Extracted data entries:
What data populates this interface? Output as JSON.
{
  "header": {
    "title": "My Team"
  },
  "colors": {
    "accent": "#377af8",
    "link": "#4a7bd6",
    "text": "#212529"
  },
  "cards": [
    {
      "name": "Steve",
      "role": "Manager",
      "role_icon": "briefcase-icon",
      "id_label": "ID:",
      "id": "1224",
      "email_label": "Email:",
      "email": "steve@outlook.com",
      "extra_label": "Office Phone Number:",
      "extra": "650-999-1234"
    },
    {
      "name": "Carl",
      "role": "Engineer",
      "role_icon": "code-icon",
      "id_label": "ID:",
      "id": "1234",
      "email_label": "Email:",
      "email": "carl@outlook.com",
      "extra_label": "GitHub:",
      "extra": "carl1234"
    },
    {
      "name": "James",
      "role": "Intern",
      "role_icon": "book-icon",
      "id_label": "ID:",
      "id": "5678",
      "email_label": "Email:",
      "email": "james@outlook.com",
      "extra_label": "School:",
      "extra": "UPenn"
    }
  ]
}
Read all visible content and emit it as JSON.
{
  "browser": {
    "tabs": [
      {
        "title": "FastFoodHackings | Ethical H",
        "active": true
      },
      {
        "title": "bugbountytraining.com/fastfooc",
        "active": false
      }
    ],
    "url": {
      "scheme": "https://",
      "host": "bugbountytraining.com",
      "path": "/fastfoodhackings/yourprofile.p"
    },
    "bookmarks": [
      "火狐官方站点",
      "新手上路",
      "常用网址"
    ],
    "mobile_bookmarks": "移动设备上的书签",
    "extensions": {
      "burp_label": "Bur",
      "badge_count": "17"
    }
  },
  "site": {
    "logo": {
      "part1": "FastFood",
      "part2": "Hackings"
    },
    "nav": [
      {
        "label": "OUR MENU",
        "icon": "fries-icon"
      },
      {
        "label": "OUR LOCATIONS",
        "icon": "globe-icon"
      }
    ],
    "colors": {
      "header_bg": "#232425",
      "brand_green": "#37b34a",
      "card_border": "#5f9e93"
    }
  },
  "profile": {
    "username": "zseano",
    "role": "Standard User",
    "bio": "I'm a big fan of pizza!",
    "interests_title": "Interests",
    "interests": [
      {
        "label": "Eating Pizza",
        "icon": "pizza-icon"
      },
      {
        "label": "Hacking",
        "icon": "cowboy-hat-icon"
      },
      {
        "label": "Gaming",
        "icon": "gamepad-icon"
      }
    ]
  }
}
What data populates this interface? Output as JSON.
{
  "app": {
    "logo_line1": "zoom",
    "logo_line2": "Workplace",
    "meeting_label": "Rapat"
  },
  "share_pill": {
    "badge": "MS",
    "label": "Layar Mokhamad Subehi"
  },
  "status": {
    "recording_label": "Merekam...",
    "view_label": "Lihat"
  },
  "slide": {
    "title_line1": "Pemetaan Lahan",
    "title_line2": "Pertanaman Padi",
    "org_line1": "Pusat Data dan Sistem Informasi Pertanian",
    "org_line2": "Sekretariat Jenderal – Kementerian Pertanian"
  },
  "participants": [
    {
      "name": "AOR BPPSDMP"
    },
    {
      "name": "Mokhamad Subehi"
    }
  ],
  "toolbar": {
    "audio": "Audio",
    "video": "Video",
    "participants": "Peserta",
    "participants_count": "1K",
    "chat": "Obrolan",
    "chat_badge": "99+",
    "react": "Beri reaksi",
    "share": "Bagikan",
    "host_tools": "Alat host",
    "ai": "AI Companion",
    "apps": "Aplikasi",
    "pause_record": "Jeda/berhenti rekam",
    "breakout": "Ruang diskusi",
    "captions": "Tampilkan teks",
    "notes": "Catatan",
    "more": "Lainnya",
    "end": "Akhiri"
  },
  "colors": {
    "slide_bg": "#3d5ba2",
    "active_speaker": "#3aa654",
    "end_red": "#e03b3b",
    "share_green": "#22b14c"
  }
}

▶ **Exercise instructions**
List the lines of the records where "Subehi" occurs.

▶ **Task solution**
    "label": "Layar Mokhamad Subehi"
      "name": "Mokhamad Subehi"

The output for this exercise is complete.